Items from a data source
- Opening Delimiter -

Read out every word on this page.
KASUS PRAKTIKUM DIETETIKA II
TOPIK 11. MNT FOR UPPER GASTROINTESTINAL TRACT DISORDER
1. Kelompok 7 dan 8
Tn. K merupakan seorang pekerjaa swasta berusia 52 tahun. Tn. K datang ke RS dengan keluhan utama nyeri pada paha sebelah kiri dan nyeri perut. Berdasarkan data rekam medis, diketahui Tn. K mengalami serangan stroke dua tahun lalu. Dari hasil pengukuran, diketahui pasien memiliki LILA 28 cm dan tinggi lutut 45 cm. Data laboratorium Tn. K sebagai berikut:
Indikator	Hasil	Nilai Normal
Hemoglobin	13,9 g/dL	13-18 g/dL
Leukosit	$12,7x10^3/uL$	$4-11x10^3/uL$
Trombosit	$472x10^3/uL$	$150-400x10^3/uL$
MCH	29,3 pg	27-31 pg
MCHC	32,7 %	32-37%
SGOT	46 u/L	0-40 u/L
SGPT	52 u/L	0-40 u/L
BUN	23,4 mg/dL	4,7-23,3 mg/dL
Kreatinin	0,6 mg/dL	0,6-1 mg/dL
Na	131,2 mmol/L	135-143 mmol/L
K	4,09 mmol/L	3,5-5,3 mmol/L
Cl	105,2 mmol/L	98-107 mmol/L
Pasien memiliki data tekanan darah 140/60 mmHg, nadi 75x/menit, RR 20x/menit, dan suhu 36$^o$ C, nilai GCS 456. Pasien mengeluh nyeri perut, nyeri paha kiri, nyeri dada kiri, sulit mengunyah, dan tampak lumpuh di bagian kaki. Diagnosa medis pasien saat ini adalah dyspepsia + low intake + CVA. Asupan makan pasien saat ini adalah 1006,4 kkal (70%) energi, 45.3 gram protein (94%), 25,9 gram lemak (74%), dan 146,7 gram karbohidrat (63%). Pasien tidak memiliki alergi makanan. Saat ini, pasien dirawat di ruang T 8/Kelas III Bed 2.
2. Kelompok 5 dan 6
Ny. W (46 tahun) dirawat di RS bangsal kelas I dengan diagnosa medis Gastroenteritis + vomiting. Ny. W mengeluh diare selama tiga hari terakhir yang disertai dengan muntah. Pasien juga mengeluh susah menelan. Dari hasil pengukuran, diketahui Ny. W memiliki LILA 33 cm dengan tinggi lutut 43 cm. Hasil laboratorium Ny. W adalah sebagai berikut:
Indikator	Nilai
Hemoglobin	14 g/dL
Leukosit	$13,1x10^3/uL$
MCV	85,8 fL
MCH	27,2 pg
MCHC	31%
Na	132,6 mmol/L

- Closing Delimiter -
- Opening Delimiter -

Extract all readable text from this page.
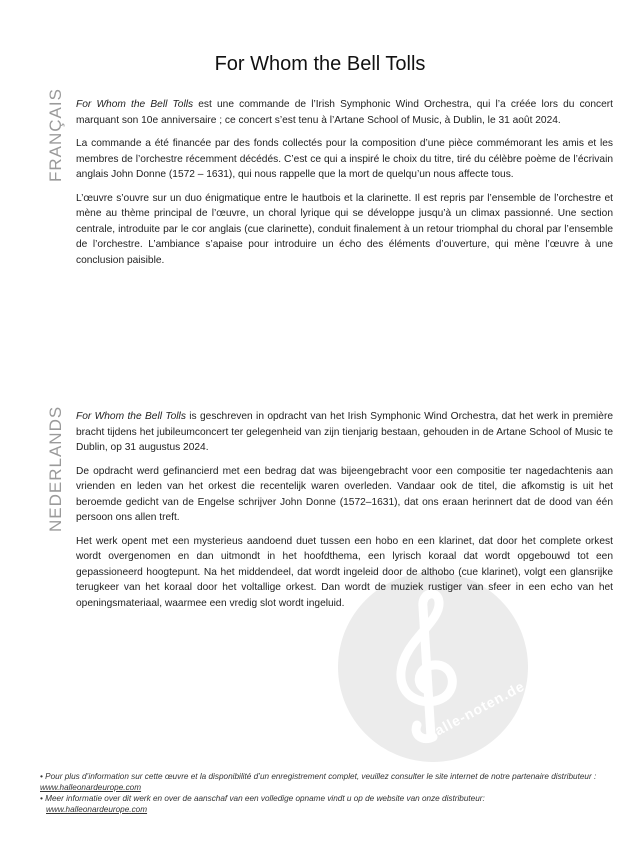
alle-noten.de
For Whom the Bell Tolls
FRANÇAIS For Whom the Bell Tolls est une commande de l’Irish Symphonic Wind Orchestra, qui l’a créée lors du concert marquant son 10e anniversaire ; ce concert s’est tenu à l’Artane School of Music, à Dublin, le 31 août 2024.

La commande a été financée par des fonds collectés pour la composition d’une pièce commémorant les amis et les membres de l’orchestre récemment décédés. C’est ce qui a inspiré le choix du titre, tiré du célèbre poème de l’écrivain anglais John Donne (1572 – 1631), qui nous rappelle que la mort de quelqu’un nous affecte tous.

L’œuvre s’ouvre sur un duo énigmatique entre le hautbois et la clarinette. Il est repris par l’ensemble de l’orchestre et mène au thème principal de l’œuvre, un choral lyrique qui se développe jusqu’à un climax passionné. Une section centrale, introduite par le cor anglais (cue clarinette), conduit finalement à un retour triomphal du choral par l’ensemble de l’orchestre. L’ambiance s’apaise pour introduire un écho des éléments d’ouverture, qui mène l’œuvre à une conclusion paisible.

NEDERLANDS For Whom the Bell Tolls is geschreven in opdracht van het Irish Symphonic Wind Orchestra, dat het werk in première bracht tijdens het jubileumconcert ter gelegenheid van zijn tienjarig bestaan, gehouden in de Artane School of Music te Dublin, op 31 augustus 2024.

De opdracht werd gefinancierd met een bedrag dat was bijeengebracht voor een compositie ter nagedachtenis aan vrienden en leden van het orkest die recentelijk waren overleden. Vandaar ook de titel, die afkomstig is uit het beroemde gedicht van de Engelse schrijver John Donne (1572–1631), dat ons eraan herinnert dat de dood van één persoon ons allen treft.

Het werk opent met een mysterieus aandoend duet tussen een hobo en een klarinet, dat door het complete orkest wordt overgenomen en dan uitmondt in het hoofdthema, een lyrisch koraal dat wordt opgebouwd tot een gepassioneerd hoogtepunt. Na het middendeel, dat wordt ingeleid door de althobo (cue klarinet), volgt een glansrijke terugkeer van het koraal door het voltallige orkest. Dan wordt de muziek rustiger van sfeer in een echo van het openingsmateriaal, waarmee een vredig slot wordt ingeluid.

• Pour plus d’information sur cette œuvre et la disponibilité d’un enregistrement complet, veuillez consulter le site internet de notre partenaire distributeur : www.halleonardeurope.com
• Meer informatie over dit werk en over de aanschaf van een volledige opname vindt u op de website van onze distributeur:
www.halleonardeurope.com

- Closing Delimiter -

> **The problem**
Only the number is wanted: how many lines in the entries above include the word "page"?

> **Answer to this exercise**
2